* **Task details**:
Extract the text of each entry below exactly, leaving every image behind.

**** Given data ****

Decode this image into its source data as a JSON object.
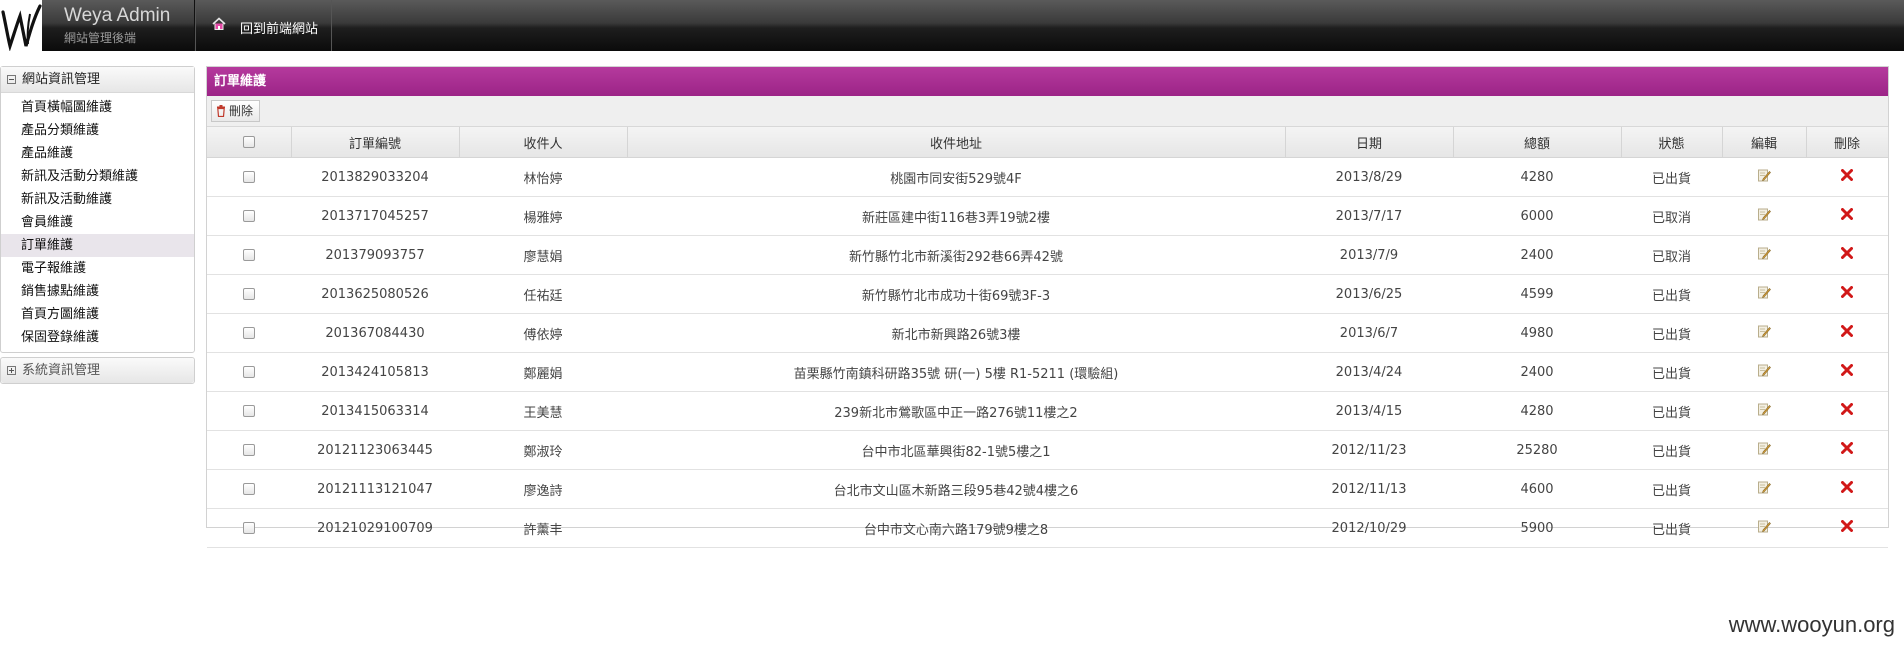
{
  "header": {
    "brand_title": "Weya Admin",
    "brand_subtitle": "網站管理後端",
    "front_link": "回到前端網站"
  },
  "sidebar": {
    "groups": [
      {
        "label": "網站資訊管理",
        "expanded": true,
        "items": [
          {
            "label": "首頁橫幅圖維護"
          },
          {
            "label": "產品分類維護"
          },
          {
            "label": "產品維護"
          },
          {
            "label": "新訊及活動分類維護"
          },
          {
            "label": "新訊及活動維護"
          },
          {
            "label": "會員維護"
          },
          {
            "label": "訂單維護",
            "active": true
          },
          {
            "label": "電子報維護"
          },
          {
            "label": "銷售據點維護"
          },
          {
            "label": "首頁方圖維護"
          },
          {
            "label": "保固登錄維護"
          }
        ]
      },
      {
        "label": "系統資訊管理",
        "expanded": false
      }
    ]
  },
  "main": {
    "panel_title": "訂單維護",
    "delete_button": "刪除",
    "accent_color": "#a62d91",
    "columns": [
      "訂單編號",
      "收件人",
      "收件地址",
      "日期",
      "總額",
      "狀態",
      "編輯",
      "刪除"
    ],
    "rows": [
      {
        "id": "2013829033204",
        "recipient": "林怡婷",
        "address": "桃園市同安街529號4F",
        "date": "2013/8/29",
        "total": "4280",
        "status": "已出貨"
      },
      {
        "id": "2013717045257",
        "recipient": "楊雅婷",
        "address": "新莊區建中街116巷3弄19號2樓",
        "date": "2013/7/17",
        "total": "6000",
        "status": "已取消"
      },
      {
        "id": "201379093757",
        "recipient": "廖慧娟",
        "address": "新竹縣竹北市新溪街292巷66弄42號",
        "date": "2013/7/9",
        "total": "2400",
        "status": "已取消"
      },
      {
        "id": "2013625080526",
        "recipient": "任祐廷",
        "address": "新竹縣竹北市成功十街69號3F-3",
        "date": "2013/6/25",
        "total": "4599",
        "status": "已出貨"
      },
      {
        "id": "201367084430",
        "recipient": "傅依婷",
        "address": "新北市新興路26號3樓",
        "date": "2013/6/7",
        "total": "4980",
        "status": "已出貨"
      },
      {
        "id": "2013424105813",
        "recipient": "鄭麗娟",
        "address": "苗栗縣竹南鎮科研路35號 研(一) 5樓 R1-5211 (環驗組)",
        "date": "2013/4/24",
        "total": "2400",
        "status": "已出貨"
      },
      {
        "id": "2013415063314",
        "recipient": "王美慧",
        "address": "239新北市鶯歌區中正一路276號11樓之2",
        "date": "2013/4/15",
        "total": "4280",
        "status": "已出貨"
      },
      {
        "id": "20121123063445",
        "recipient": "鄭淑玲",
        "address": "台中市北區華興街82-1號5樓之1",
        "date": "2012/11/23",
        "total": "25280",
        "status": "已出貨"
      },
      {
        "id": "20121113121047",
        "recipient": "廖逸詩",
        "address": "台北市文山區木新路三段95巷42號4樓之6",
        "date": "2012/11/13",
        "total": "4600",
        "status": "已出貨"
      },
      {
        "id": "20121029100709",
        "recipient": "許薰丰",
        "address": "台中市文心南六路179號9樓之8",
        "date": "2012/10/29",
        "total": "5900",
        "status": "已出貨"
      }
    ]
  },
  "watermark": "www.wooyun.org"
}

****

* **Result for this task**:
Decode this image into its source data as a JSON object.
{
  "header": {
    "brand_title": "Weya Admin",
    "brand_subtitle": "網站管理後端",
    "front_link": "回到前端網站"
  },
  "sidebar": {
    "groups": [
      {
        "label": "網站資訊管理",
        "expanded": true,
        "items": [
          {
            "label": "首頁橫幅圖維護"
          },
          {
            "label": "產品分類維護"
          },
          {
            "label": "產品維護"
          },
          {
            "label": "新訊及活動分類維護"
          },
          {
            "label": "新訊及活動維護"
          },
          {
            "label": "會員維護"
          },
          {
            "label": "訂單維護",
            "active": true
          },
          {
            "label": "電子報維護"
          },
          {
            "label": "銷售據點維護"
          },
          {
            "label": "首頁方圖維護"
          },
          {
            "label": "保固登錄維護"
          }
        ]
      },
      {
        "label": "系統資訊管理",
        "expanded": false
      }
    ]
  },
  "main": {
    "panel_title": "訂單維護",
    "delete_button": "刪除",
    "accent_color": "#a62d91",
    "columns": [
      "訂單編號",
      "收件人",
      "收件地址",
      "日期",
      "總額",
      "狀態",
      "編輯",
      "刪除"
    ],
    "rows": [
      {
        "id": "2013829033204",
        "recipient": "林怡婷",
        "address": "桃園市同安街529號4F",
        "date": "2013/8/29",
        "total": "4280",
        "status": "已出貨"
      },
      {
        "id": "2013717045257",
        "recipient": "楊雅婷",
        "address": "新莊區建中街116巷3弄19號2樓",
        "date": "2013/7/17",
        "total": "6000",
        "status": "已取消"
      },
      {
        "id": "201379093757",
        "recipient": "廖慧娟",
        "address": "新竹縣竹北市新溪街292巷66弄42號",
        "date": "2013/7/9",
        "total": "2400",
        "status": "已取消"
      },
      {
        "id": "2013625080526",
        "recipient": "任祐廷",
        "address": "新竹縣竹北市成功十街69號3F-3",
        "date": "2013/6/25",
        "total": "4599",
        "status": "已出貨"
      },
      {
        "id": "201367084430",
        "recipient": "傅依婷",
        "address": "新北市新興路26號3樓",
        "date": "2013/6/7",
        "total": "4980",
        "status": "已出貨"
      },
      {
        "id": "2013424105813",
        "recipient": "鄭麗娟",
        "address": "苗栗縣竹南鎮科研路35號 研(一) 5樓 R1-5211 (環驗組)",
        "date": "2013/4/24",
        "total": "2400",
        "status": "已出貨"
      },
      {
        "id": "2013415063314",
        "recipient": "王美慧",
        "address": "239新北市鶯歌區中正一路276號11樓之2",
        "date": "2013/4/15",
        "total": "4280",
        "status": "已出貨"
      },
      {
        "id": "20121123063445",
        "recipient": "鄭淑玲",
        "address": "台中市北區華興街82-1號5樓之1",
        "date": "2012/11/23",
        "total": "25280",
        "status": "已出貨"
      },
      {
        "id": "20121113121047",
        "recipient": "廖逸詩",
        "address": "台北市文山區木新路三段95巷42號4樓之6",
        "date": "2012/11/13",
        "total": "4600",
        "status": "已出貨"
      },
      {
        "id": "20121029100709",
        "recipient": "許薰丰",
        "address": "台中市文心南六路179號9樓之8",
        "date": "2012/10/29",
        "total": "5900",
        "status": "已出貨"
      }
    ]
  },
  "watermark": "www.wooyun.org"
}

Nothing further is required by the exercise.